● **Passage provided**
........
Here at Cloudflare we're constantly working on improving our service. Our engineers are looking at hundreds of parameters of our traffic, making sure that we get better all the time.
One of the core numbers we keep a close eye on is HTTP request latency, which is important for many of our products. We regard latency spikes as bugs to be fixed. One example is the 2017 story of "Why does one NGINX worker take all the load?", where we optimized our TCP Accept queues to improve overall latency of TCP sockets waiting for accept().
Performance tuning is a holistic endeavor, and we monitor and continuously improve a range of other performance metrics as well, including throughput. Sometimes, tradeoffs have to be made. Such a case occurred in 2015, when a latency spike was discovered in our processing of HTTP requests. The solution at the time was to set tcp_rmem to 4 MiB, which minimizes the amount of time the kernel spends on TCP collapse processing. It was this collapse processing that was causing the latency spikes. Later in this post we discuss TCP collapse processing in more detail.
The tradeoff is that using a low value for tcp_rmem limits TCP throughput over high latency links. The following graph shows the maximum throughput as a function of network latency for a window size of 2 MiB. Note that the 2 MiB corresponds to a tcp_rmem value of 4 MiB due to the tcp_adv_win_scale setting in effect at the time.
For the Cloudflare products then in existence, this was not a major problem, as connections terminate and content is served from nearby servers due to our BGP anycast routing.
Since then, we have added new products, such as Magic WAN, WARP, Spectrum, Gateway, and others. These represent new types of use cases and traffic flows.
For example, imagine you're a typical Magic WAN customer. You have connected all of your worldwide offices together using the Cloudflare global network. While Time to First Byte still matters, Magic WAN office-to-office traffic also needs good throughput. For example, a lot of traffic over these corporate connections will be file sharing using protocols such as SMB. These are elephant flows over long fat networks. Throughput is the metric every eyeball watches as they are downloading files.
........
● **Task requirements**
1. From the Cloudflare passage, quote the stretch from "The tradeoff is" through "and traffic flows.".
2. Answer these questions using the Cloudflare passage:
(a) In what year was a latency spike found in the processing of HTTP requests?
(b) To what value was tcp_rmem set as the solution?
(c) Which protocol is named as an example for file sharing over Magic WAN corporate connections?
3. Turn the paragraph of the Cloudflare passage that begins "The tradeoff is that using a low value" into a short bulleted list that keeps its main facts.
........
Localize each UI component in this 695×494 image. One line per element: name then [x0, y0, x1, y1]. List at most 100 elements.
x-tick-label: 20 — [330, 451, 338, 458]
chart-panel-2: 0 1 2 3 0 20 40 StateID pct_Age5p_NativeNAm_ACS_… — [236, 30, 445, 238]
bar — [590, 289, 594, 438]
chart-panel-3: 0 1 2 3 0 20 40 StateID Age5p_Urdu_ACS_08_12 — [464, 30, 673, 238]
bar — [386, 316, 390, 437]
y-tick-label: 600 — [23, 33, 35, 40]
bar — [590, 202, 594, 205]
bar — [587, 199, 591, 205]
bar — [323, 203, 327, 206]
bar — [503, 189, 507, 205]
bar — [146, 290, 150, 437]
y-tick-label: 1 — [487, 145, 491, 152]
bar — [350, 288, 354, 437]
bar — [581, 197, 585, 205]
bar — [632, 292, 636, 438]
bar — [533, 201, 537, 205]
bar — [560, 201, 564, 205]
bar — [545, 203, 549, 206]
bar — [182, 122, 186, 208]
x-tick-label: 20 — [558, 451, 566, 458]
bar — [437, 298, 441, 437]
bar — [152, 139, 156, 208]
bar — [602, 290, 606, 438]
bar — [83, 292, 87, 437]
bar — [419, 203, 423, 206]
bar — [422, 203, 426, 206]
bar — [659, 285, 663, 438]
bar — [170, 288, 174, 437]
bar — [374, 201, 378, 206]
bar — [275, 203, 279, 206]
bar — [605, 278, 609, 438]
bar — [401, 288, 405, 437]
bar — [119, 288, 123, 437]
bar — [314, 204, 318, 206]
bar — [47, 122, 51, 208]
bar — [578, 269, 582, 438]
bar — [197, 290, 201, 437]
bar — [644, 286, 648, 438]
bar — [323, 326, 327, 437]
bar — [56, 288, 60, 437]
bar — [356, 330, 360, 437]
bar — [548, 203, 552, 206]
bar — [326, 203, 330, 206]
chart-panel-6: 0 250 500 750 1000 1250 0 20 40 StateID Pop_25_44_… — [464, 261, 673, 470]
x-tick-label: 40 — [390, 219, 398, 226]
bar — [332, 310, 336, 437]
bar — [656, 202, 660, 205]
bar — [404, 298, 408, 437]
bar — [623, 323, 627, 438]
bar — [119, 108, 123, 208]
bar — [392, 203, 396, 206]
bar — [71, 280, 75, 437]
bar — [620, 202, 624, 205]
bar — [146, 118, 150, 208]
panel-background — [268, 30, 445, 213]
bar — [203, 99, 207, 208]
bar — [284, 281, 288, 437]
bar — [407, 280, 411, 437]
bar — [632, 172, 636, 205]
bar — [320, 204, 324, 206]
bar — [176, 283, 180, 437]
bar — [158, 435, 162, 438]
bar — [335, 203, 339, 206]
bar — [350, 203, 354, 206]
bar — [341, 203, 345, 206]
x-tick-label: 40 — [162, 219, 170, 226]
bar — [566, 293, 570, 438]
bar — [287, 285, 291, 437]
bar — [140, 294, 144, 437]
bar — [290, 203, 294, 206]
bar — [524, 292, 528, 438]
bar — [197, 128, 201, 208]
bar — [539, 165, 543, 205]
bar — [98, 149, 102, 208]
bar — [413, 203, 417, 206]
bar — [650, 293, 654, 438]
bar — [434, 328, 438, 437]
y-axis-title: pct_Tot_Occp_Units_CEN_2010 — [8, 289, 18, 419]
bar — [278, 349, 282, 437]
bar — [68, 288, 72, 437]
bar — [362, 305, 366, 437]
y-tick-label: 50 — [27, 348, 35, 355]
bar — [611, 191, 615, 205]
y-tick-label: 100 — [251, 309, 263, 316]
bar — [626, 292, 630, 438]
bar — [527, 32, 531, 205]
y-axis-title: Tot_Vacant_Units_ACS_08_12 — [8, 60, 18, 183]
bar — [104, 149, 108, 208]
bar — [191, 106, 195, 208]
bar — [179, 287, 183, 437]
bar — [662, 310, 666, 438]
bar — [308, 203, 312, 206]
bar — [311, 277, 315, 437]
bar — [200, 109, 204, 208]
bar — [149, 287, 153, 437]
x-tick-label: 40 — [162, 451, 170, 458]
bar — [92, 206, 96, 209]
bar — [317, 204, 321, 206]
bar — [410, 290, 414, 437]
........
● **Outputs**
1.
The tradeoff is that using a low value for tcp_rmem limits TCP throughput over high latency links. The following graph shows the maximum throughput as a function of network latency for a window size of 2 MiB. Note that the 2 MiB corresponds to a tcp_rmem value of 4 MiB due to the tcp_adv_win_scale setting in effect at the time.
For the Cloudflare products then in existence, this was not a major problem, as connections terminate and content is served from nearby servers due to our BGP anycast routing.
Since then, we have added new products, such as Magic WAN, WARP, Spectrum, Gateway, and others. These represent new types of use cases and traffic flows.

2.
(a) 2015
(b) 4 MiB
(c) SMB

3.
- A low tcp_rmem value limits TCP throughput over high-latency links.
- A graph shows maximum throughput as a function of network latency for a 2 MiB window size.
- The 2 MiB window corresponds to a tcp_rmem value of 4 MiB because of the tcp_adv_win_scale setting in effect at the time.